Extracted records
____________

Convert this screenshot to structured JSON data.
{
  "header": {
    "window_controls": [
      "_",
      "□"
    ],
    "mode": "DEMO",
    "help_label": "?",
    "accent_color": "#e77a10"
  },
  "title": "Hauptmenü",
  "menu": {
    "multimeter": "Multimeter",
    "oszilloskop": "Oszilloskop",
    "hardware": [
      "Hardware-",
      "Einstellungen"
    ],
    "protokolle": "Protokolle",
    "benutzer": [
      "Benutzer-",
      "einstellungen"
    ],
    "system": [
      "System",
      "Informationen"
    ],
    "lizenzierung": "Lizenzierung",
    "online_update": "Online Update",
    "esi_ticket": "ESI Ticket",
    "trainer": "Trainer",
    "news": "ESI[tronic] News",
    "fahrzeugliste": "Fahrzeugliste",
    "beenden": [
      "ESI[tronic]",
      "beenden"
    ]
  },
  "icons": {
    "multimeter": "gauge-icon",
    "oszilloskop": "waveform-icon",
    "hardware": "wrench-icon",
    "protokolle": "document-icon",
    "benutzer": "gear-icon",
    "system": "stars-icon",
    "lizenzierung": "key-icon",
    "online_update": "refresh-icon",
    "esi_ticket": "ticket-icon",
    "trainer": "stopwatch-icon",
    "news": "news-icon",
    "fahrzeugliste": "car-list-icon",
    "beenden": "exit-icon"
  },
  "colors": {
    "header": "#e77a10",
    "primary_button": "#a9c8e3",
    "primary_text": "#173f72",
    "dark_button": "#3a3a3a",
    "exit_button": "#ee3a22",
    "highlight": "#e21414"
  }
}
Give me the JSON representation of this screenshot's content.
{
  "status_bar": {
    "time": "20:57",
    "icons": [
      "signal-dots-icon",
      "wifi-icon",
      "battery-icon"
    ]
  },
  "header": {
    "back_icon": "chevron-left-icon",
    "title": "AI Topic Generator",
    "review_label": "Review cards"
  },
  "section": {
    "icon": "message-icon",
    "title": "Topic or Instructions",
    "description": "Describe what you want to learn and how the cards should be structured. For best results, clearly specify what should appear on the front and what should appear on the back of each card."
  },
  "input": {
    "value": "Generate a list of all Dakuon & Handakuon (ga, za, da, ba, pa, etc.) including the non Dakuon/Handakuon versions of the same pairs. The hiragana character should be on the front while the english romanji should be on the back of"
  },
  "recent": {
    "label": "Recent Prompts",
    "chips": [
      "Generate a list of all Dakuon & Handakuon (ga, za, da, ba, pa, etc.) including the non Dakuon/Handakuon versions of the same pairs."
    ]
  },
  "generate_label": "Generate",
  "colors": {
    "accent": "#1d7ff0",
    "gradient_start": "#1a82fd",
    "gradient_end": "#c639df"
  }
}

____________

Short problem
All of the material above needs to be retyped word for word.

Answer to the task
Convert this screenshot to structured JSON data.
{
  "header": {
    "window_controls": [
      "_",
      "□"
    ],
    "mode": "DEMO",
    "help_label": "?",
    "accent_color": "#e77a10"
  },
  "title": "Hauptmenü",
  "menu": {
    "multimeter": "Multimeter",
    "oszilloskop": "Oszilloskop",
    "hardware": [
      "Hardware-",
      "Einstellungen"
    ],
    "protokolle": "Protokolle",
    "benutzer": [
      "Benutzer-",
      "einstellungen"
    ],
    "system": [
      "System",
      "Informationen"
    ],
    "lizenzierung": "Lizenzierung",
    "online_update": "Online Update",
    "esi_ticket": "ESI Ticket",
    "trainer": "Trainer",
    "news": "ESI[tronic] News",
    "fahrzeugliste": "Fahrzeugliste",
    "beenden": [
      "ESI[tronic]",
      "beenden"
    ]
  },
  "icons": {
    "multimeter": "gauge-icon",
    "oszilloskop": "waveform-icon",
    "hardware": "wrench-icon",
    "protokolle": "document-icon",
    "benutzer": "gear-icon",
    "system": "stars-icon",
    "lizenzierung": "key-icon",
    "online_update": "refresh-icon",
    "esi_ticket": "ticket-icon",
    "trainer": "stopwatch-icon",
    "news": "news-icon",
    "fahrzeugliste": "car-list-icon",
    "beenden": "exit-icon"
  },
  "colors": {
    "header": "#e77a10",
    "primary_button": "#a9c8e3",
    "primary_text": "#173f72",
    "dark_button": "#3a3a3a",
    "exit_button": "#ee3a22",
    "highlight": "#e21414"
  }
}
Give me the JSON representation of this screenshot's content.
{
  "status_bar": {
    "time": "20:57",
    "icons": [
      "signal-dots-icon",
      "wifi-icon",
      "battery-icon"
    ]
  },
  "header": {
    "back_icon": "chevron-left-icon",
    "title": "AI Topic Generator",
    "review_label": "Review cards"
  },
  "section": {
    "icon": "message-icon",
    "title": "Topic or Instructions",
    "description": "Describe what you want to learn and how the cards should be structured. For best results, clearly specify what should appear on the front and what should appear on the back of each card."
  },
  "input": {
    "value": "Generate a list of all Dakuon & Handakuon (ga, za, da, ba, pa, etc.) including the non Dakuon/Handakuon versions of the same pairs. The hiragana character should be on the front while the english romanji should be on the back of"
  },
  "recent": {
    "label": "Recent Prompts",
    "chips": [
      "Generate a list of all Dakuon & Handakuon (ga, za, da, ba, pa, etc.) including the non Dakuon/Handakuon versions of the same pairs."
    ]
  },
  "generate_label": "Generate",
  "colors": {
    "accent": "#1d7ff0",
    "gradient_start": "#1a82fd",
    "gradient_end": "#c639df"
  }
}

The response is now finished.